Return each line of the items below that contains the string "emergency".
--- START ---
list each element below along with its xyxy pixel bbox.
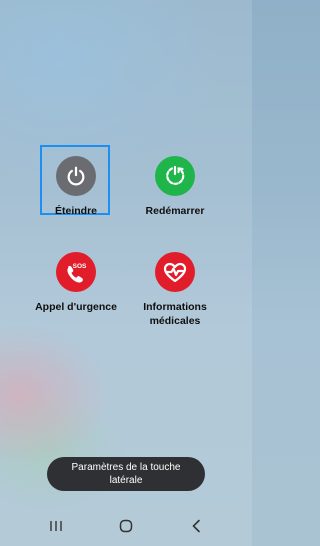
home-icon[interactable] [114,516,138,536]
sos-phone-icon: SOS [56,252,96,292]
power-off-option[interactable]: Éteindre [26,156,126,218]
recents-icon[interactable] [44,516,68,536]
navigation-bar [0,506,252,546]
power-icon [56,156,96,196]
side-key-settings-toast[interactable]: Paramètres de la touche latérale [47,457,205,491]
restart-label: Redémarrer [145,205,205,217]
restart-icon [155,156,195,196]
power-off-label: Éteindre [54,205,97,217]
restart-option[interactable]: Redémarrer [125,156,225,218]
emergency-call-label: Appel d'urgence [35,301,117,313]
medical-info-option[interactable]: Informations médicales [125,252,225,328]
back-icon[interactable] [184,516,208,536]
medical-info-label: Informations médicales [143,301,207,327]
sos-badge: SOS [73,263,87,270]
medical-heart-icon [155,252,195,292]
emergency-call-option[interactable]: SOS Appel d'urgence [26,252,126,314]
toast-text: Paramètres de la touche latérale [71,462,181,486]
--- END ---
COMPLETE ANSWER
emergency-call-label: Appel d'urgence [35,301,117,313]
emergency-call-option[interactable]: SOS Appel d'urgence [26,252,126,314]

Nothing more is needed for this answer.